[Start of Data listing]

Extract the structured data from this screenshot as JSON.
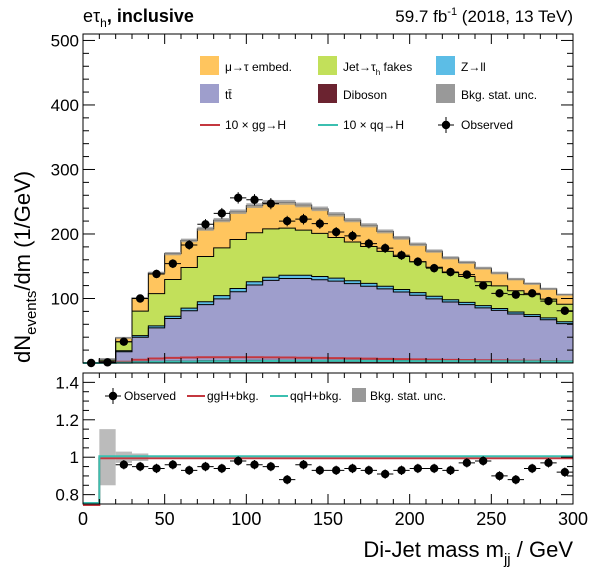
{
  "header": {
    "channel_main": "eτ",
    "channel_sub": "h",
    "channel_suffix": ", inclusive",
    "lumi_main": "59.7 fb",
    "lumi_sup": "-1",
    "lumi_suffix": " (2018, 13 TeV)"
  },
  "colors": {
    "embed": "#ffc55e",
    "fakes": "#c2e05a",
    "zll": "#5cbde6",
    "ttbar": "#9e9ecc",
    "diboson": "#6b2330",
    "stat_unc": "#999999",
    "ggh": "#c4373f",
    "qqh": "#3bbfb0",
    "observed": "#000000"
  },
  "chart_data": [
    {
      "type": "bar",
      "panel": "main",
      "ylabel_main": "dN",
      "ylabel_sub": "events",
      "ylabel_suffix": "/dm (1/GeV)",
      "xlim": [
        0,
        300
      ],
      "ylim": [
        0,
        510
      ],
      "yticks": [
        "100",
        "200",
        "300",
        "400",
        "500"
      ],
      "stacked": true,
      "x_bin_edges": [
        0,
        10,
        20,
        30,
        40,
        50,
        60,
        70,
        80,
        90,
        100,
        110,
        120,
        130,
        140,
        150,
        160,
        170,
        180,
        190,
        200,
        210,
        220,
        230,
        240,
        250,
        260,
        270,
        280,
        290,
        300
      ],
      "legend": {
        "entries": [
          {
            "label": "μ→τ embed.",
            "kind": "box",
            "color": "embed"
          },
          {
            "label": "Jet→τ",
            "sub": "h",
            "suffix": " fakes",
            "kind": "box",
            "color": "fakes"
          },
          {
            "label": "Z→ll",
            "kind": "box",
            "color": "zll"
          },
          {
            "label": "tt̄",
            "kind": "box",
            "color": "ttbar"
          },
          {
            "label": "Diboson",
            "kind": "box",
            "color": "diboson"
          },
          {
            "label": "Bkg. stat. unc.",
            "kind": "box",
            "color": "stat_unc"
          },
          {
            "label": "10 × gg→H",
            "kind": "line",
            "color": "ggh"
          },
          {
            "label": "10 × qq→H",
            "kind": "line",
            "color": "qqh"
          },
          {
            "label": "Observed",
            "kind": "point",
            "color": "observed"
          }
        ]
      },
      "series": [
        {
          "name": "Diboson",
          "color": "diboson",
          "values": [
            0,
            0.5,
            1.5,
            2,
            2.5,
            3,
            3,
            3.5,
            3.5,
            3.5,
            4,
            4,
            4,
            4,
            4,
            4,
            4,
            4,
            4,
            4,
            4,
            3.5,
            3.5,
            3.5,
            3.5,
            3.5,
            3,
            3,
            3,
            3
          ]
        },
        {
          "name": "tt̄",
          "color": "ttbar",
          "values": [
            0,
            2,
            16,
            38,
            52,
            66,
            78,
            87,
            96,
            107,
            117,
            124,
            127,
            127,
            125,
            123,
            119,
            115,
            111,
            106,
            101,
            96,
            91,
            87,
            82,
            78,
            73,
            69,
            64,
            58
          ]
        },
        {
          "name": "Z→ll",
          "color": "zll",
          "values": [
            0,
            0.5,
            1.5,
            2.5,
            3,
            3.5,
            4,
            4.5,
            5,
            5,
            5,
            5,
            5,
            5,
            5,
            4.5,
            4.5,
            4.5,
            4,
            4,
            4,
            4,
            3.5,
            3.5,
            3.5,
            3,
            3,
            3,
            3,
            3
          ]
        },
        {
          "name": "Jet→τh fakes",
          "color": "fakes",
          "values": [
            0,
            2,
            14,
            38,
            50,
            57,
            63,
            70,
            74,
            76,
            76,
            75,
            73,
            70,
            67,
            63,
            60,
            57,
            54,
            51,
            48,
            45,
            42,
            40,
            37,
            35,
            33,
            31,
            29,
            27
          ]
        },
        {
          "name": "μ→τ embed.",
          "color": "embed",
          "values": [
            0,
            1,
            6,
            20,
            32,
            40,
            42,
            43,
            43,
            43,
            42,
            41,
            40,
            39,
            38,
            36,
            34,
            33,
            31,
            29,
            27,
            25,
            23,
            22,
            21,
            20,
            18,
            17,
            16,
            15
          ]
        },
        {
          "name": "10 × gg→H",
          "color": "ggh",
          "values": [
            0,
            0.3,
            2,
            5,
            7,
            8,
            8.5,
            9,
            9,
            9,
            9,
            8.8,
            8.5,
            8.2,
            8,
            7.6,
            7.2,
            6.8,
            6.4,
            6,
            5.6,
            5.2,
            4.9,
            4.6,
            4.3,
            4,
            3.7,
            3.4,
            3.1,
            2.8
          ]
        },
        {
          "name": "10 × qq→H",
          "color": "qqh",
          "values": [
            0,
            0.1,
            0.5,
            1,
            1.5,
            2,
            2.2,
            2.5,
            2.7,
            2.9,
            3,
            3.1,
            3.2,
            3.2,
            3.2,
            3.2,
            3.2,
            3.1,
            3.1,
            3,
            3,
            2.9,
            2.9,
            2.8,
            2.8,
            2.7,
            2.6,
            2.6,
            2.5,
            2.5
          ]
        },
        {
          "name": "Observed",
          "color": "observed",
          "x": [
            5,
            15,
            25,
            35,
            45,
            55,
            65,
            75,
            85,
            95,
            105,
            115,
            125,
            135,
            145,
            155,
            165,
            175,
            185,
            195,
            205,
            215,
            225,
            235,
            245,
            255,
            265,
            275,
            285,
            295
          ],
          "values": [
            0,
            1,
            33,
            100,
            138,
            154,
            183,
            215,
            232,
            256,
            253,
            247,
            220,
            223,
            216,
            203,
            197,
            185,
            178,
            167,
            157,
            147,
            141,
            137,
            120,
            108,
            106,
            108,
            96,
            81
          ]
        }
      ]
    },
    {
      "type": "line",
      "panel": "ratio",
      "xlabel_main": "Di-Jet mass m",
      "xlabel_sub": "jj",
      "xlabel_suffix": " / GeV",
      "xlim": [
        0,
        300
      ],
      "ylim": [
        0.75,
        1.45
      ],
      "xticks": [
        "0",
        "50",
        "100",
        "150",
        "200",
        "250",
        "300"
      ],
      "yticks": [
        "0.8",
        "1",
        "1.2",
        "1.4"
      ],
      "legend": {
        "entries": [
          {
            "label": "Observed",
            "kind": "point",
            "color": "observed"
          },
          {
            "label": "ggH+bkg.",
            "kind": "line",
            "color": "ggh"
          },
          {
            "label": "qqH+bkg.",
            "kind": "line",
            "color": "qqh"
          },
          {
            "label": "Bkg. stat. unc.",
            "kind": "box",
            "color": "stat_unc"
          }
        ]
      },
      "stat_unc_band": [
        {
          "x0": 10,
          "x1": 20,
          "low": 0.85,
          "high": 1.15
        },
        {
          "x0": 20,
          "x1": 30,
          "low": 0.97,
          "high": 1.03
        },
        {
          "x0": 30,
          "x1": 40,
          "low": 0.98,
          "high": 1.02
        }
      ],
      "series": [
        {
          "name": "ggH+bkg.",
          "color": "ggh",
          "x_bin_edges": [
            0,
            10,
            300
          ],
          "values": [
            0.75,
            1.0
          ]
        },
        {
          "name": "qqH+bkg.",
          "color": "qqh",
          "x_bin_edges": [
            0,
            10,
            300
          ],
          "values": [
            0.75,
            1.0
          ]
        },
        {
          "name": "Observed",
          "color": "observed",
          "x": [
            25,
            35,
            45,
            55,
            65,
            75,
            85,
            95,
            105,
            115,
            125,
            135,
            145,
            155,
            165,
            175,
            185,
            195,
            205,
            215,
            225,
            235,
            245,
            255,
            265,
            275,
            285,
            295
          ],
          "values": [
            0.96,
            0.95,
            0.94,
            0.96,
            0.93,
            0.95,
            0.94,
            0.98,
            0.96,
            0.95,
            0.88,
            0.96,
            0.93,
            0.93,
            0.94,
            0.93,
            0.91,
            0.93,
            0.94,
            0.94,
            0.93,
            0.97,
            0.98,
            0.9,
            0.88,
            0.94,
            0.97,
            0.92
          ]
        }
      ]
    }
  ]
}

[End of Data listing]

**Goal:**
Locate all lines holding the word "embed", then copy them out.

**Correct answer:**
    "embed": "#ffc55e",
            "label": "μ→τ embed.",
            "color": "embed"
          "name": "μ→τ embed.",
          "color": "embed",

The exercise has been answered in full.